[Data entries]
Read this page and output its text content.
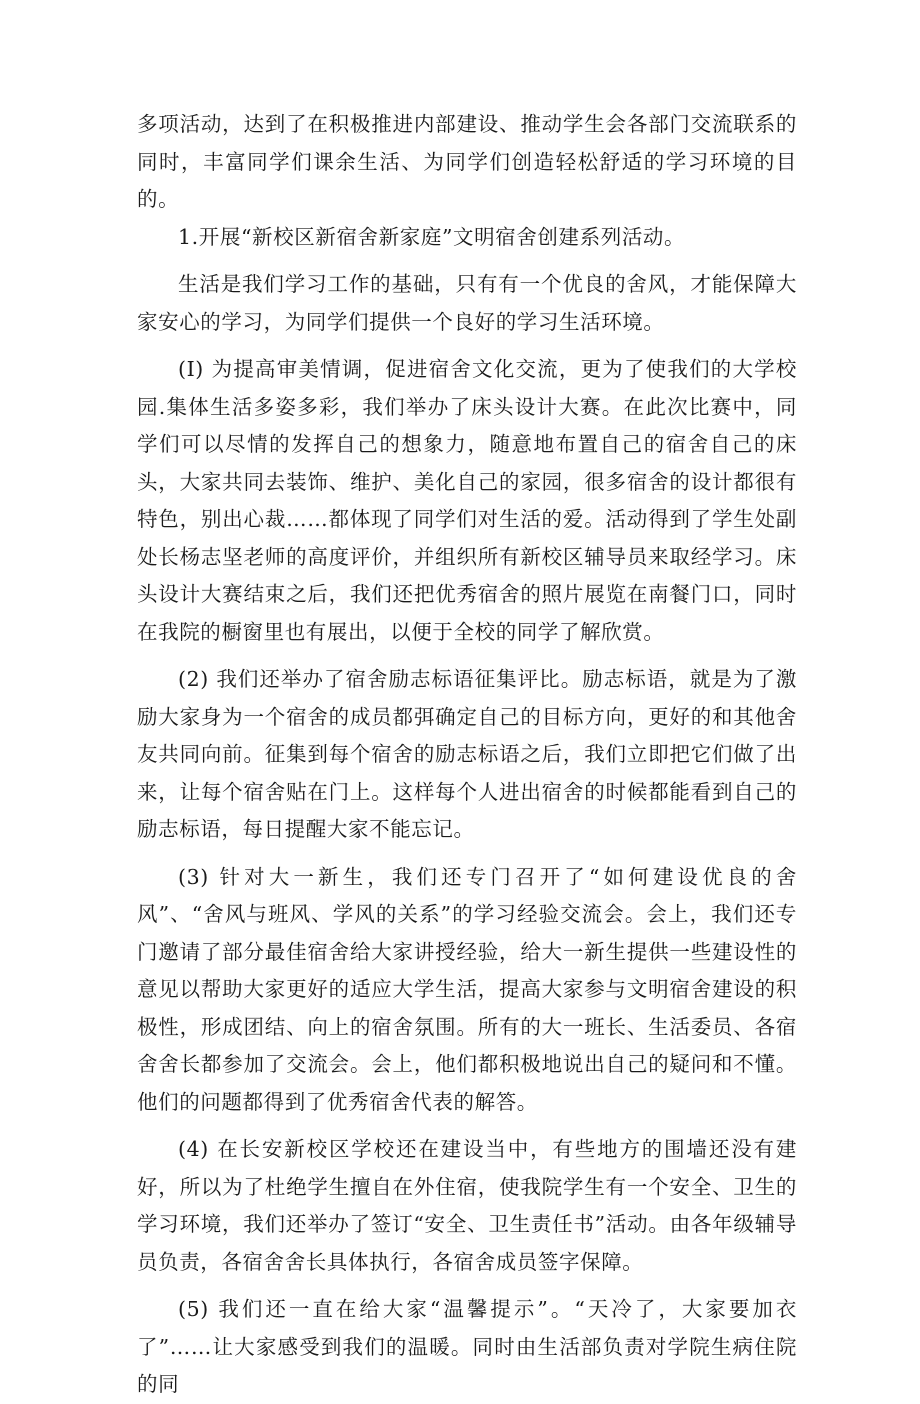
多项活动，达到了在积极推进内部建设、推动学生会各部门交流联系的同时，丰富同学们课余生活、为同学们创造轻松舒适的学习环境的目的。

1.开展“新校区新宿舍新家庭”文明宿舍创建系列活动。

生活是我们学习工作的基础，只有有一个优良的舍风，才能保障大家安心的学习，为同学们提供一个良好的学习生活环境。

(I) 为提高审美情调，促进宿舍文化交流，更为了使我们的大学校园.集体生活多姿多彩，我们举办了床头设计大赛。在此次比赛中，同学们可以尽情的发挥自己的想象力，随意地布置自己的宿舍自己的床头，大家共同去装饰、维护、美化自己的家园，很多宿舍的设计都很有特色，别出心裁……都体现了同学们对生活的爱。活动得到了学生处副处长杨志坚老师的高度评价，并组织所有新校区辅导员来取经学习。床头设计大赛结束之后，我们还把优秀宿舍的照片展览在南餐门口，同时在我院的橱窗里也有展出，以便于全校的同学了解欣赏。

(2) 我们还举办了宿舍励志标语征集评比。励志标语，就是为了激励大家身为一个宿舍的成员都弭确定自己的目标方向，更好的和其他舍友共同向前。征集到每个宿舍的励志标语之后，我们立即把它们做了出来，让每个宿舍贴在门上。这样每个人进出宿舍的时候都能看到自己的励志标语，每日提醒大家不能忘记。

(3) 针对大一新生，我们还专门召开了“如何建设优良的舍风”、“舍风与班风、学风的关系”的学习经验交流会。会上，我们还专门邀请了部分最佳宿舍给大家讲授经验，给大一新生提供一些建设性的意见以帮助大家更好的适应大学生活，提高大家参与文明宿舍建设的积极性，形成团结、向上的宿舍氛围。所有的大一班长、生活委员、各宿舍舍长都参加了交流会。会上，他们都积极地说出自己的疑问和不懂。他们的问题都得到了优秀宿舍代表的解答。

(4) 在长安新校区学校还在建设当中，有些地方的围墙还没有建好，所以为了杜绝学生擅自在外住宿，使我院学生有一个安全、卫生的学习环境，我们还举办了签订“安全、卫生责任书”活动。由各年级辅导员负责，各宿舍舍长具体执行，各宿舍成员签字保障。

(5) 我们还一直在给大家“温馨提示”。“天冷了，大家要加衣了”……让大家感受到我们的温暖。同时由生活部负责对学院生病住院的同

Written exercise:
Repeat every record above exactly, but leave out any pictures.

Correct result:
Read this page and output its text content.
多项活动，达到了在积极推进内部建设、推动学生会各部门交流联系的同时，丰富同学们课余生活、为同学们创造轻松舒适的学习环境的目的。

1.开展“新校区新宿舍新家庭”文明宿舍创建系列活动。

生活是我们学习工作的基础，只有有一个优良的舍风，才能保障大家安心的学习，为同学们提供一个良好的学习生活环境。

(I) 为提高审美情调，促进宿舍文化交流，更为了使我们的大学校园.集体生活多姿多彩，我们举办了床头设计大赛。在此次比赛中，同学们可以尽情的发挥自己的想象力，随意地布置自己的宿舍自己的床头，大家共同去装饰、维护、美化自己的家园，很多宿舍的设计都很有特色，别出心裁……都体现了同学们对生活的爱。活动得到了学生处副处长杨志坚老师的高度评价，并组织所有新校区辅导员来取经学习。床头设计大赛结束之后，我们还把优秀宿舍的照片展览在南餐门口，同时在我院的橱窗里也有展出，以便于全校的同学了解欣赏。

(2) 我们还举办了宿舍励志标语征集评比。励志标语，就是为了激励大家身为一个宿舍的成员都弭确定自己的目标方向，更好的和其他舍友共同向前。征集到每个宿舍的励志标语之后，我们立即把它们做了出来，让每个宿舍贴在门上。这样每个人进出宿舍的时候都能看到自己的励志标语，每日提醒大家不能忘记。

(3) 针对大一新生，我们还专门召开了“如何建设优良的舍风”、“舍风与班风、学风的关系”的学习经验交流会。会上，我们还专门邀请了部分最佳宿舍给大家讲授经验，给大一新生提供一些建设性的意见以帮助大家更好的适应大学生活，提高大家参与文明宿舍建设的积极性，形成团结、向上的宿舍氛围。所有的大一班长、生活委员、各宿舍舍长都参加了交流会。会上，他们都积极地说出自己的疑问和不懂。他们的问题都得到了优秀宿舍代表的解答。

(4) 在长安新校区学校还在建设当中，有些地方的围墙还没有建好，所以为了杜绝学生擅自在外住宿，使我院学生有一个安全、卫生的学习环境，我们还举办了签订“安全、卫生责任书”活动。由各年级辅导员负责，各宿舍舍长具体执行，各宿舍成员签字保障。

(5) 我们还一直在给大家“温馨提示”。“天冷了，大家要加衣了”……让大家感受到我们的温暖。同时由生活部负责对学院生病住院的同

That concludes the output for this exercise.